State how many lines in the records below contain the word "Karlsruhe". Nothing else is needed.

──────── RECORDS FOR THE TASK ────────

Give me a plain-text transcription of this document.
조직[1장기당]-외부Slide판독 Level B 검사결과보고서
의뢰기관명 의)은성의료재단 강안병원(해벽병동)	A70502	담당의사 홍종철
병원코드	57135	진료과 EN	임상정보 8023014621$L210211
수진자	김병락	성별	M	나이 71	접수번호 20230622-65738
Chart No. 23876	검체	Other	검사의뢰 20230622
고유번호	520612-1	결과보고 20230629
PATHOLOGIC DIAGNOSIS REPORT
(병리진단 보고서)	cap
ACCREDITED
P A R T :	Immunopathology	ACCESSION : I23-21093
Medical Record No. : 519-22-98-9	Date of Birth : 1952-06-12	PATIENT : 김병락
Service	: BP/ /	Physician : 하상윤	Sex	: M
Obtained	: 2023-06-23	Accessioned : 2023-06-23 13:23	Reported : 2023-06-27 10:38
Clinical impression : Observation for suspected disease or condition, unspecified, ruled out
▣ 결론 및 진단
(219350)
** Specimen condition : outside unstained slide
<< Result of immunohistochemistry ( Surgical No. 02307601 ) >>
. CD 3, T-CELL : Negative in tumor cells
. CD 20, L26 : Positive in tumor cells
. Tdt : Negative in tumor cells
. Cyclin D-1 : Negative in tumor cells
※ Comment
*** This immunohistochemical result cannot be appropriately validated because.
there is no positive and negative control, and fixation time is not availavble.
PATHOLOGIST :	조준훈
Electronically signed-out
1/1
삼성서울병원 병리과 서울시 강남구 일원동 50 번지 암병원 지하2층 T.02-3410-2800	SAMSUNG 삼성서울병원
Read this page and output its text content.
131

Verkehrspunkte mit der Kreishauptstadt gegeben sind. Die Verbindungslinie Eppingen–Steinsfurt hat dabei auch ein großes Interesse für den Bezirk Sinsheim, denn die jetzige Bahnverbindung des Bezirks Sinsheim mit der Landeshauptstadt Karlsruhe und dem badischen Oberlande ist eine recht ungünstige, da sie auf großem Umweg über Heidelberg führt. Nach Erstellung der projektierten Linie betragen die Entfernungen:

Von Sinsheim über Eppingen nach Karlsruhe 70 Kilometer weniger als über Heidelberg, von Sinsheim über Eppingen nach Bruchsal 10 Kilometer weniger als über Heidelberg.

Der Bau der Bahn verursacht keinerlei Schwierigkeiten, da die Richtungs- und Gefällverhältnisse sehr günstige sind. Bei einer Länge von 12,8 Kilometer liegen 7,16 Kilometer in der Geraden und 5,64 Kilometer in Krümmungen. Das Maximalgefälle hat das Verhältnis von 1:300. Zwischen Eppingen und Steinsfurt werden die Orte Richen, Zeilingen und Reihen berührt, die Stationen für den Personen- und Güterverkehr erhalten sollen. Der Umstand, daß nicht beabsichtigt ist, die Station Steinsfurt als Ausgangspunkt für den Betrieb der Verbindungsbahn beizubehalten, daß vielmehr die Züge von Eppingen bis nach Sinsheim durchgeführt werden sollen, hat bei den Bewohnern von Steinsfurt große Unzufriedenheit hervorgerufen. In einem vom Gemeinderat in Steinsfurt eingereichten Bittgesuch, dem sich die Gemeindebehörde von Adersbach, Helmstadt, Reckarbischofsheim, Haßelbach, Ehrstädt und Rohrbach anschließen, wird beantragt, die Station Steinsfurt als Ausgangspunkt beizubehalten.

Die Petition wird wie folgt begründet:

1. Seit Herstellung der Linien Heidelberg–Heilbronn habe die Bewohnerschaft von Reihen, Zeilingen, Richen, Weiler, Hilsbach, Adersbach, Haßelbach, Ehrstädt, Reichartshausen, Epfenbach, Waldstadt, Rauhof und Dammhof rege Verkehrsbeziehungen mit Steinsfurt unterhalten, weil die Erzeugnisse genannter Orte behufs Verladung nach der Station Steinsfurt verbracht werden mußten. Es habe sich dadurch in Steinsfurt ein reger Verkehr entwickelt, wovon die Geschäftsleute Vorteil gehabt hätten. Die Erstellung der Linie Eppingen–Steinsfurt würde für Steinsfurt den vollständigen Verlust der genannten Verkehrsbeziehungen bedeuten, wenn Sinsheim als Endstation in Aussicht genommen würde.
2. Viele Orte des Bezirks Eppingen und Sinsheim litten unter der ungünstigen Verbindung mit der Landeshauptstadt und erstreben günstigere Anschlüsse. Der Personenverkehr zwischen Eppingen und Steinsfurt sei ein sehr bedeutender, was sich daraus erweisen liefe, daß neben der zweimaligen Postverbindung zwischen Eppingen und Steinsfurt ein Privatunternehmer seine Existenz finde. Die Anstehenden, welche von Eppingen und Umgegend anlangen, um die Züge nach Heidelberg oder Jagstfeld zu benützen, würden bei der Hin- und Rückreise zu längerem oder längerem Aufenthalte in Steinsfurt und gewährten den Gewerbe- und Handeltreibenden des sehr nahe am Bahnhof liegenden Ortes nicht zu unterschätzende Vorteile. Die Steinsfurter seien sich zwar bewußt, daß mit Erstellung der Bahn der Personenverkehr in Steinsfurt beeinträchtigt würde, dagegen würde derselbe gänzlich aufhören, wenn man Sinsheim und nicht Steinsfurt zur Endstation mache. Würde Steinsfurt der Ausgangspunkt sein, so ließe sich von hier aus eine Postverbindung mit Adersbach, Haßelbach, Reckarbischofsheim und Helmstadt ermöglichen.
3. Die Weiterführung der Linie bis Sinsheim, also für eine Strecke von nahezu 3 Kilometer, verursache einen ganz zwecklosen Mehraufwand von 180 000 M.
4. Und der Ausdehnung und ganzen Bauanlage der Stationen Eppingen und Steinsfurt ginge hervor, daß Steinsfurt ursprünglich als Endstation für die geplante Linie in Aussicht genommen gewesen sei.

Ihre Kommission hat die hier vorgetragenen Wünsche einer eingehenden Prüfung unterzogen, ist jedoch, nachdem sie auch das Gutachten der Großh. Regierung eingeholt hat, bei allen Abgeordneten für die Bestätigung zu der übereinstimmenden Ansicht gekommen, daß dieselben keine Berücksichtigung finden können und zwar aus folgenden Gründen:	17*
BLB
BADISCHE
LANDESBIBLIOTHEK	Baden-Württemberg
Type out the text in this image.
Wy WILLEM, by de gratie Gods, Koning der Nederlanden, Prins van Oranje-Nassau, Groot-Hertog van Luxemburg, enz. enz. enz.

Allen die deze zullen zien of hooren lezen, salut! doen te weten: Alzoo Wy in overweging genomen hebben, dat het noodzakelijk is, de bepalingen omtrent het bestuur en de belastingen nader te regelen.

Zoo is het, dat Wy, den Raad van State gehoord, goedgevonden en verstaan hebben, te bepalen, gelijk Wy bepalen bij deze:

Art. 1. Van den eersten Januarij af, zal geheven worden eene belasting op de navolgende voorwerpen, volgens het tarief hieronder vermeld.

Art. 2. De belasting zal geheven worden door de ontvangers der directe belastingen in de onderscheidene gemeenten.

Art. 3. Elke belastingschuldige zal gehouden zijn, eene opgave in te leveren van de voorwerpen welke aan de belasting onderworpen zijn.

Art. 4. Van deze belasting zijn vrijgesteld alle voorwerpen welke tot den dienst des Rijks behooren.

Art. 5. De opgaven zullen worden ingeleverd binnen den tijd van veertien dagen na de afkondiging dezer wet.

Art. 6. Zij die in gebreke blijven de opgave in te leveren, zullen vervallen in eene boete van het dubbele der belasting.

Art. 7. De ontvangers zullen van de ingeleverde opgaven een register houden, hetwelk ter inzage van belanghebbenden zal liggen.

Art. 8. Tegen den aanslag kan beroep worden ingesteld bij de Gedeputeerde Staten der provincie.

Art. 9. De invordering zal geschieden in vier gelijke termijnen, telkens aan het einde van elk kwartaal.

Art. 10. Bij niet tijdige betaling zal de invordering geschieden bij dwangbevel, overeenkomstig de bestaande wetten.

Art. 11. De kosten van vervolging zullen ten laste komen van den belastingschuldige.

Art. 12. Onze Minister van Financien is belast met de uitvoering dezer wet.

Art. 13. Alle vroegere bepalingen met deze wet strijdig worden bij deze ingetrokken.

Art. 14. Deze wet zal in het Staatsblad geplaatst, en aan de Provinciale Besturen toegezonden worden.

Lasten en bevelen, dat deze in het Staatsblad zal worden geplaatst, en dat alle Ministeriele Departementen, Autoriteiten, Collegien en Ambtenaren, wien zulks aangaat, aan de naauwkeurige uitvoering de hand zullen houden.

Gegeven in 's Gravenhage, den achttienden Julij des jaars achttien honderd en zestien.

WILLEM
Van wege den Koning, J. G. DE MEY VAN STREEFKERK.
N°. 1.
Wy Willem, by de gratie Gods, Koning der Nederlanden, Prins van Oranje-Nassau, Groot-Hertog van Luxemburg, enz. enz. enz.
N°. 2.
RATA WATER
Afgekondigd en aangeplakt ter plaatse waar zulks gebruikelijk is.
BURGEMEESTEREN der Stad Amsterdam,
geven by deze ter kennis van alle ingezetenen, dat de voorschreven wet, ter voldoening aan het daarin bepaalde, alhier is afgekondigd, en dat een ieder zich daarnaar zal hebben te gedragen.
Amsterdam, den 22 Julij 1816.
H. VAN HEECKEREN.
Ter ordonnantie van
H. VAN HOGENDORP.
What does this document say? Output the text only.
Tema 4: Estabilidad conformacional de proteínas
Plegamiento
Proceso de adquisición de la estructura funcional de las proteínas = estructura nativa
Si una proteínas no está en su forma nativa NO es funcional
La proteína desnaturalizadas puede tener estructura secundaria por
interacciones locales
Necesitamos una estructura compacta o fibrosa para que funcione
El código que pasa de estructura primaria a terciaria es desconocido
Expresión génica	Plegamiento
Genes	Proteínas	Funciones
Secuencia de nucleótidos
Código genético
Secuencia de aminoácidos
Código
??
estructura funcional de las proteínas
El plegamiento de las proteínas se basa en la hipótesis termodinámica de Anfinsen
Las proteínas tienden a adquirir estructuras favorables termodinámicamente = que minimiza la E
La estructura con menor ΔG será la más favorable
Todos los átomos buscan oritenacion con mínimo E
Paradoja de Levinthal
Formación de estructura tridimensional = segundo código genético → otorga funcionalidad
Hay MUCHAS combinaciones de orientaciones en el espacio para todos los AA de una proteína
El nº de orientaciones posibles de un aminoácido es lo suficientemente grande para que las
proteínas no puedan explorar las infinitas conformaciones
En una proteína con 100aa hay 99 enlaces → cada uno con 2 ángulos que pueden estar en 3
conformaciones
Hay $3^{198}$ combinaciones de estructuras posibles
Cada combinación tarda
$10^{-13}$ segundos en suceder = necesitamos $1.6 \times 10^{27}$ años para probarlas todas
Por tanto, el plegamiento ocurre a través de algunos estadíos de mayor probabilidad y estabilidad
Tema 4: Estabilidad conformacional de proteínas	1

────────

• _EXERCISE ANSWER_
2